**STATED PROBLEM:**
Print the listing in its entirety and exactly, leaving out images.

◇ ◇ ◇

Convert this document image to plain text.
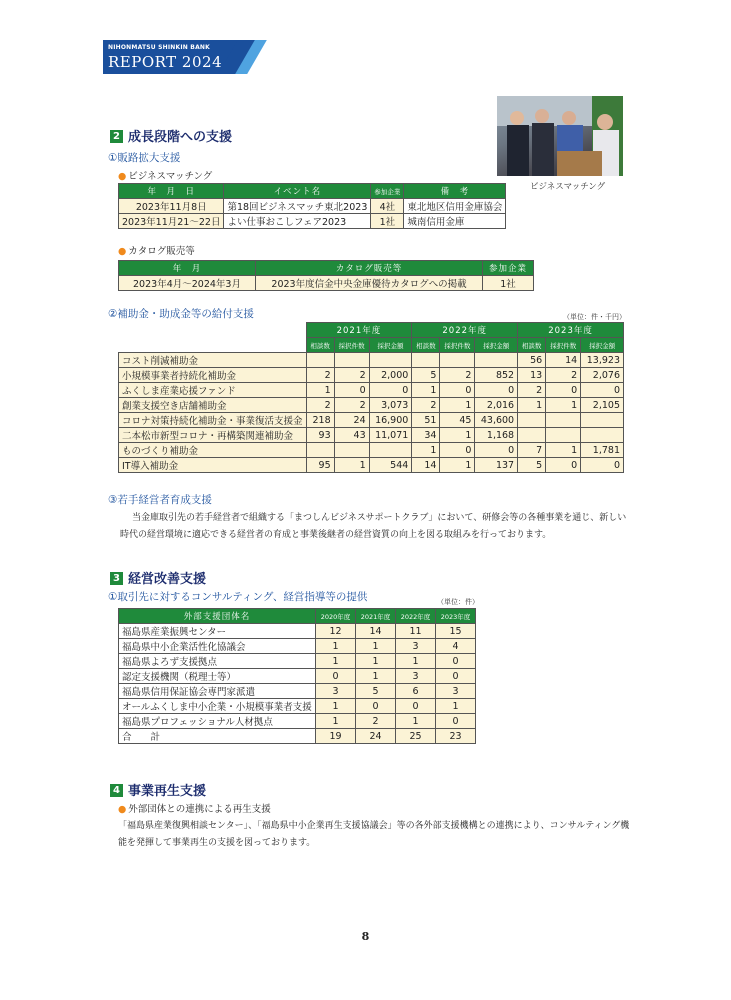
NIHONMATSU SHINKIN BANK
REPORT 2024
ビジネスマッチング
2 成長段階への支援
①販路拡大支援
● ビジネスマッチング
年　月　日	イベント名	参加企業	備　考
2023年11月8日	第18回ビジネスマッチ東北2023	4社	東北地区信用金庫協会
2023年11月21〜22日	よい仕事おこしフェア2023	1社	城南信用金庫
● カタログ販売等
年　月	カタログ販売等	参加企業
2023年4月〜2024年3月	2023年度信金中央金庫優待カタログへの掲載	1社
②補助金・助成金等の給付支援	（単位：件・千円）
	2021年度			2022年度			2023年度		
	相談数	採択件数	採択金額	相談数	採択件数	採択金額	相談数	採択件数	採択金額
コスト削減補助金							56	14	13,923
小規模事業者持続化補助金	2	2	2,000	5	2	852	13	2	2,076
ふくしま産業応援ファンド	1	0	0	1	0	0	2	0	0
創業支援空き店舗補助金	2	2	3,073	2	1	2,016	1	1	2,105
コロナ対策持続化補助金・事業復活支援金	218	24	16,900	51	45	43,600			
二本松市新型コロナ・再構築関連補助金	93	43	11,071	34	1	1,168			
ものづくり補助金				1	0	0	7	1	1,781
IT導入補助金	95	1	544	14	1	137	5	0	0
③若手経営者育成支援
当金庫取引先の若手経営者で組織する「まつしんビジネスサポートクラブ」において、研修会等の各種事業を通じ、新しい時代の経営環境に適応できる経営者の育成と事業後継者の経営資質の向上を図る取組みを行っております。
3 経営改善支援
①取引先に対するコンサルティング、経営指導等の提供	（単位：件）
外部支援団体名	2020年度	2021年度	2022年度	2023年度
福島県産業振興センター	12	14	11	15
福島県中小企業活性化協議会	1	1	3	4
福島県よろず支援拠点	1	1	1	0
認定支援機関（税理士等）	0	1	3	0
福島県信用保証協会専門家派遣	3	5	6	3
オールふくしま中小企業・小規模事業者支援	1	0	0	1
福島県プロフェッショナル人材拠点	1	2	1	0
合　　計	19	24	25	23
4 事業再生支援
● 外部団体との連携による再生支援
「福島県産業復興相談センター」、「福島県中小企業再生支援協議会」等の各外部支援機構との連携により、コンサルティング機能を発揮して事業再生の支援を図っております。
8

◇ ◇ ◇

**SOLUTION TO THIS PROBLEM:**
Convert this document image to plain text.
NIHONMATSU SHINKIN BANK
REPORT 2024
ビジネスマッチング
2 成長段階への支援
①販路拡大支援
● ビジネスマッチング
年　月　日	イベント名	参加企業	備　考
2023年11月8日	第18回ビジネスマッチ東北2023	4社	東北地区信用金庫協会
2023年11月21〜22日	よい仕事おこしフェア2023	1社	城南信用金庫
● カタログ販売等
年　月	カタログ販売等	参加企業
2023年4月〜2024年3月	2023年度信金中央金庫優待カタログへの掲載	1社
②補助金・助成金等の給付支援	（単位：件・千円）
	2021年度			2022年度			2023年度		
	相談数	採択件数	採択金額	相談数	採択件数	採択金額	相談数	採択件数	採択金額
コスト削減補助金							56	14	13,923
小規模事業者持続化補助金	2	2	2,000	5	2	852	13	2	2,076
ふくしま産業応援ファンド	1	0	0	1	0	0	2	0	0
創業支援空き店舗補助金	2	2	3,073	2	1	2,016	1	1	2,105
コロナ対策持続化補助金・事業復活支援金	218	24	16,900	51	45	43,600			
二本松市新型コロナ・再構築関連補助金	93	43	11,071	34	1	1,168			
ものづくり補助金				1	0	0	7	1	1,781
IT導入補助金	95	1	544	14	1	137	5	0	0
③若手経営者育成支援
当金庫取引先の若手経営者で組織する「まつしんビジネスサポートクラブ」において、研修会等の各種事業を通じ、新しい時代の経営環境に適応できる経営者の育成と事業後継者の経営資質の向上を図る取組みを行っております。
3 経営改善支援
①取引先に対するコンサルティング、経営指導等の提供	（単位：件）
外部支援団体名	2020年度	2021年度	2022年度	2023年度
福島県産業振興センター	12	14	11	15
福島県中小企業活性化協議会	1	1	3	4
福島県よろず支援拠点	1	1	1	0
認定支援機関（税理士等）	0	1	3	0
福島県信用保証協会専門家派遣	3	5	6	3
オールふくしま中小企業・小規模事業者支援	1	0	0	1
福島県プロフェッショナル人材拠点	1	2	1	0
合　　計	19	24	25	23
4 事業再生支援
● 外部団体との連携による再生支援
「福島県産業復興相談センター」、「福島県中小企業再生支援協議会」等の各外部支援機構との連携により、コンサルティング機能を発揮して事業再生の支援を図っております。
8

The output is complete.